__GIVEN EXERCISE__:
For the records below, say how many lines contain the string "العامة". Give the number only.

^^^^^^^^

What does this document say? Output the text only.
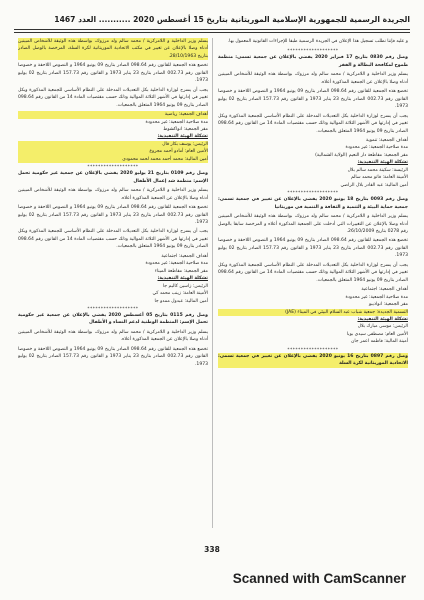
الجريدة الرسمية للجمهورية الإسلامية الموريتانية بتاريخ 15 أغسطس 2020 ........... العدد 1467

و عليه فإننا نطلب تسجيل هذا الإعلان في الجريدة الرسمية طبقا للإجراءات القانونية المعمول بها.

*******************

وصل رقم 0830 بتاريخ 17 فبراير 2020 يقضي بالإعلان عن جمعية تسمى: منظمة طموح لمكافحة البطالة و الفقر

يسلم وزير الداخلية و اللامركزية / محمد سالم ولد مرزوك، بواسطة هذه الوثيقة للأشخاص المبينين أدناه وصلا بالإعلان عن الجمعية المذكورة أعلاه.

تخضع هذه الجمعية للقانون رقم 098.64 الصادر بتاريخ 09 يونيو 1964 و النصوص اللاحقة و خصوصا القانون رقم 002.73 الصادر بتاريخ 23 يناير 1973 و القانون رقم 157.73 الصادر بتاريخ 02 يوليو 1973.

يجب أن يسرح لوزارة الداخلية بكل التعديلات المدخلة على النظام الأساسي للجمعية المذكورة وبكل تغيير في إدارتها في الأشهر الثلاثة الموالية وذلك حسب مقتضيات المادة 14 من القانون رقم 098.64 الصادر بتاريخ 09 يونيو 1964 المتعلق بالجمعيات.

أهداف الجمعية: تنموية

مدة صلاحية الجمعية: غير محدودة

مقر الجمعية: مقاطعة دار النعيم (الولاية الشمالية)

تشكلة الهيئة التنفيذية:

الرئيسة: سكينة محمد سالم بلال

الأمينة العامة: فاتو محمد سالم

أمين المالية: عبد القادر بلال الراضي

*******************

وصل رقم 0093 بتاريخ 18 يونيو 2020 يقضي بالإعلان عن تغيير في جمعية تسمى: جمعية حماية البيئة و التنمية و الثقافة و التنمية في موريتانيا

يسلم وزير الداخلية و اللامركزية / محمد سالم ولد مرزوك، بواسطة هذه الوثيقة للأشخاص المبينين أدناه وصلا بالإعلان عن التغييرات التي أدخلت على الجمعية المذكورة أعلاه و المرخصة سابقا بالوصل رقم 0278 بتاريخ 26/10/2009.

تخضع هذه الجمعية للقانون رقم 098.64 الصادر بتاريخ 09 يونيو 1964 و النصوص اللاحقة و خصوصا القانون رقم 002.73 الصادر بتاريخ 23 يناير 1973 و القانون رقم 157.73 الصادر بتاريخ 02 يوليو 1973.

يجب أن يسرح لوزارة الداخلية بكل التعديلات المدخلة على النظام الأساسي للجمعية المذكورة وبكل تغيير في إدارتها في الأشهر الثلاثة الموالية وذلك حسب مقتضيات المادة 14 من القانون رقم 098.64 الصادر بتاريخ 09 يونيو 1964 المتعلق بالجمعيات.

أهداف الجمعية: اجتماعية

مدة صلاحية الجمعية: غير محدودة

مقر الجمعية: انواذيبو

التسمية الجديدة: جمعية شباب عبد السلام البيئي في الميناء (JAE)

تشكلة الهيئة التنفيذية:

الرئيس: موسى مبارك بلال

الأمين العام: مصطفى سيدي بوبا

أمينة المالية: فاطمه اعمر جان

*******************

وصل رقم 0897 بتاريخ 16 يونيو 2020 يقضي بالإعلان عن تغيير في جمعية تسمى: الاتحادية الموريتانية لكرة السلة

يسلم وزير الداخلية و اللامركزية / محمد سالم ولد مرزوك، بواسطة هذه الوثيقة للأشخاص المبينين أدناه وصلا بالإعلان عن تغيير في مكتب الاتحادية الموريتانية لكرة السلة، المرخصة بالوصل الصادر بتاريخ 28/10/1963.

تخضع هذه الجمعية للقانون رقم 098.64 الصادر بتاريخ 09 يونيو 1964 و النصوص اللاحقة و خصوصا القانون رقم 002.73 الصادر بتاريخ 23 يناير 1973 و القانون رقم 157.73 الصادر بتاريخ 02 يوليو 1973.

يجب أن يسرح لوزارة الداخلية بكل التعديلات المدخلة على النظام الأساسي للجمعية المذكورة وبكل تغيير في إدارتها في الأشهر الثلاثة الموالية وذلك حسب مقتضيات المادة 14 من القانون رقم 098.64 الصادر بتاريخ 09 يونيو 1964 المتعلق بالجمعيات.

أهداف الجمعية: رياضية

مدة صلاحية الجمعية: غير محدودة

مقر الجمعية: انواكشوط

تشكلة الهيئة التنفيذية:

الرئيس: يوسف بكار قال

الأمين العام: أمادو أحمد مجروع

أمين المالية: محمد أحمد محمد لحمد محمودي

*******************

وصل رقم 0109 بتاريخ 21 يوليو 2020 يقضي بالإعلان عن جمعية غير حكومية تحمل الإسم: منظمة شد إعمال الأطفال

يسلم وزير الداخلية و اللامركزية / محمد سالم ولد مرزوك، بواسطة هذه الوثيقة للأشخاص المبينين أدناه وصلا بالإعلان عن الجمعية المذكورة أعلاه.

تخضع هذه الجمعية للقانون رقم 098.64 الصادر بتاريخ 09 يونيو 1964 و النصوص اللاحقة و خصوصا القانون رقم 002.73 الصادر بتاريخ 23 يناير 1973 و القانون رقم 157.73 الصادر بتاريخ 02 يوليو 1973.

يجب أن يسرح لوزارة الداخلية بكل التعديلات المدخلة على النظام الأساسي للجمعية المذكورة وبكل تغيير في إدارتها في الأشهر الثلاثة الموالية وذلك حسب مقتضيات المادة 14 من القانون رقم 098.64 الصادر بتاريخ 09 يونيو 1964 المتعلق بالجمعيات.

أهداف الجمعية: اجتماعية

مدة صلاحية الجمعية: غير محدودة

مقر الجمعية: مقاطعة الميناء

تشكلة الهيئة التنفيذية:

الرئيس: زاسين كاليم جا

الأمينة العامة: زينب محمد كي

أمين المالية: عبدول ممدو جا

*******************

وصل رقم 0115 بتاريخ 05 أغسطس 2020 يقضي بالإعلان عن جمعية غير حكومية تحمل الإسم: المنظمة الوطنية لدعم النساء و الأطفال

يسلم وزير الداخلية و اللامركزية / محمد سالم ولد مرزوك، بواسطة هذه الوثيقة للأشخاص المبينين أدناه وصلا بالإعلان عن الجمعية المذكورة أعلاه.

تخضع هذه الجمعية للقانون رقم 098.64 الصادر بتاريخ 09 يونيو 1964 و النصوص اللاحقة و خصوصا القانون رقم 002.73 الصادر بتاريخ 23 يناير 1973 و القانون رقم 157.73 الصادر بتاريخ 02 يوليو 1973.

338
Scanned with CamScanner
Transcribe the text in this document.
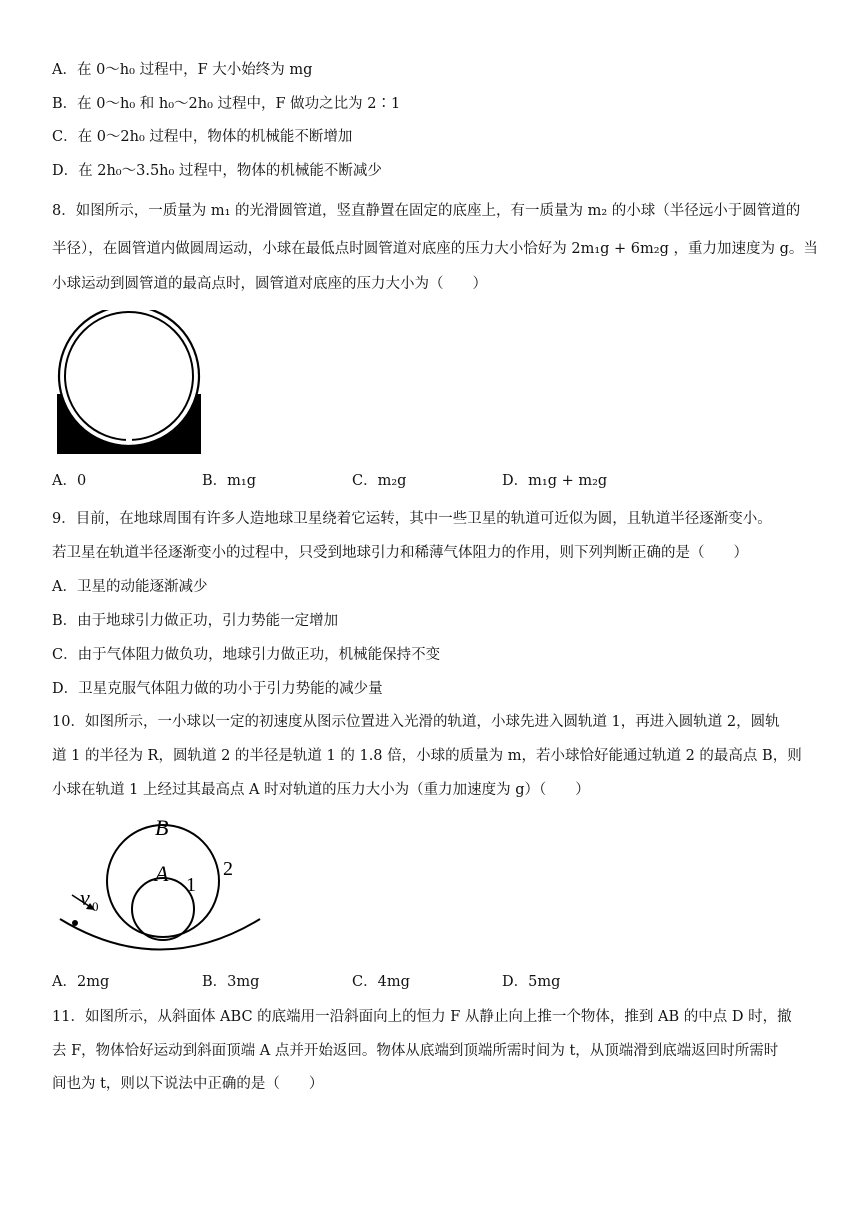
A．在 0～h₀ 过程中，F 大小始终为 mg
B．在 0～h₀ 和 h₀～2h₀ 过程中，F 做功之比为 2∶1
C．在 0～2h₀ 过程中，物体的机械能不断增加
D．在 2h₀～3.5h₀ 过程中，物体的机械能不断减少
8．如图所示，一质量为 m₁ 的光滑圆管道，竖直静置在固定的底座上，有一质量为 m₂ 的小球（半径远小于圆管道的
半径），在圆管道内做圆周运动，小球在最低点时圆管道对底座的压力大小恰好为 2m₁g + 6m₂g ，重力加速度为 g。当
小球运动到圆管道的最高点时，圆管道对底座的压力大小为（　　）
A．0	B．m₁g	C．m₂g	D．m₁g + m₂g
9．目前，在地球周围有许多人造地球卫星绕着它运转，其中一些卫星的轨道可近似为圆，且轨道半径逐渐变小。
若卫星在轨道半径逐渐变小的过程中，只受到地球引力和稀薄气体阻力的作用，则下列判断正确的是（　　）
A．卫星的动能逐渐减少
B．由于地球引力做正功，引力势能一定增加
C．由于气体阻力做负功，地球引力做正功，机械能保持不变
D．卫星克服气体阻力做的功小于引力势能的减少量
10．如图所示，一小球以一定的初速度从图示位置进入光滑的轨道，小球先进入圆轨道 1，再进入圆轨道 2，圆轨
道 1 的半径为 R，圆轨道 2 的半径是轨道 1 的 1.8 倍，小球的质量为 m，若小球恰好能通过轨道 2 的最高点 B，则
小球在轨道 1 上经过其最高点 A 时对轨道的压力大小为（重力加速度为 g）（　　）
B
A 1
2
v 0
A．2mg	B．3mg	C．4mg	D．5mg
11．如图所示，从斜面体 ABC 的底端用一沿斜面向上的恒力 F 从静止向上推一个物体，推到 AB 的中点 D 时，撤
去 F，物体恰好运动到斜面顶端 A 点并开始返回。物体从底端到顶端所需时间为 t，从顶端滑到底端返回时所需时
间也为 t，则以下说法中正确的是（　　）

^^^^^^^^

__PROBLEM SOLUTION__:
2